Task to carry out: Without the pictures, write out all the lines below exactly as they appear.

Provided entries:
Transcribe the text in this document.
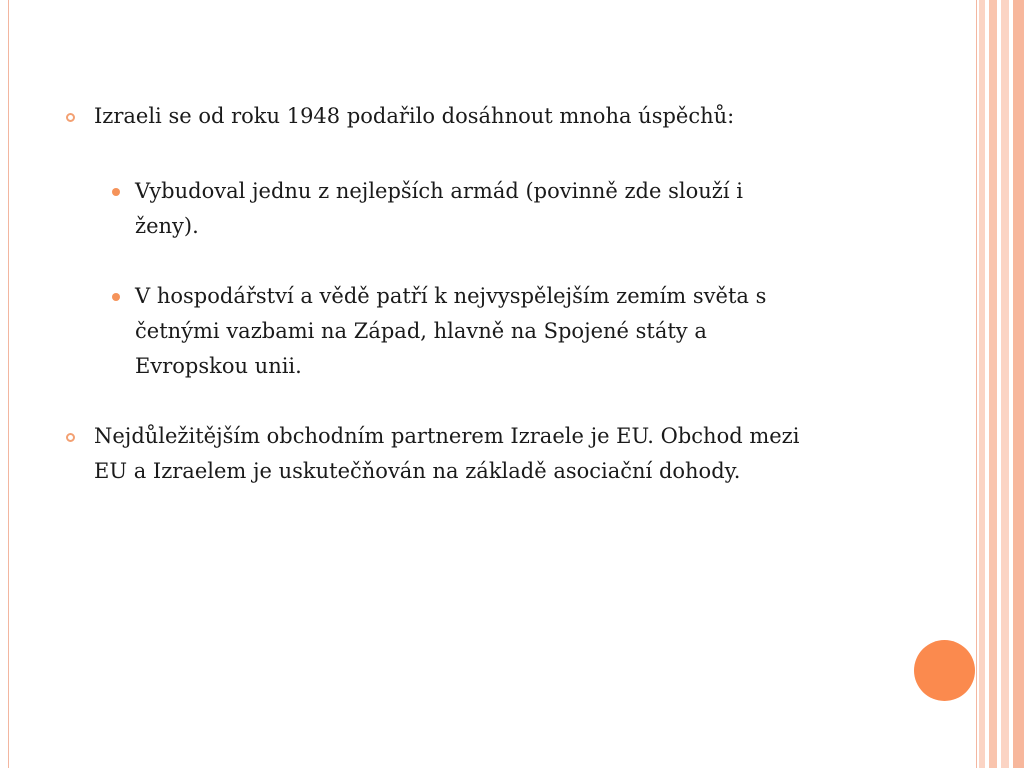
Izraeli se od roku 1948 podařilo dosáhnout mnoha úspěchů:

Vybudoval jednu z nejlepších armád (povinně zde slouží i
ženy).

V hospodářství a vědě patří k nejvyspělejším zemím světa s
četnými vazbami na Západ, hlavně na Spojené státy a
Evropskou unii.

Nejdůležitějším obchodním partnerem Izraele je EU. Obchod mezi
EU a Izraelem je uskutečňován na základě asociační dohody.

Complete response:
Transcribe the text in this document.
Izraeli se od roku 1948 podařilo dosáhnout mnoha úspěchů:

Vybudoval jednu z nejlepších armád (povinně zde slouží i
ženy).

V hospodářství a vědě patří k nejvyspělejším zemím světa s
četnými vazbami na Západ, hlavně na Spojené státy a
Evropskou unii.

Nejdůležitějším obchodním partnerem Izraele je EU. Obchod mezi
EU a Izraelem je uskutečňován na základě asociační dohody.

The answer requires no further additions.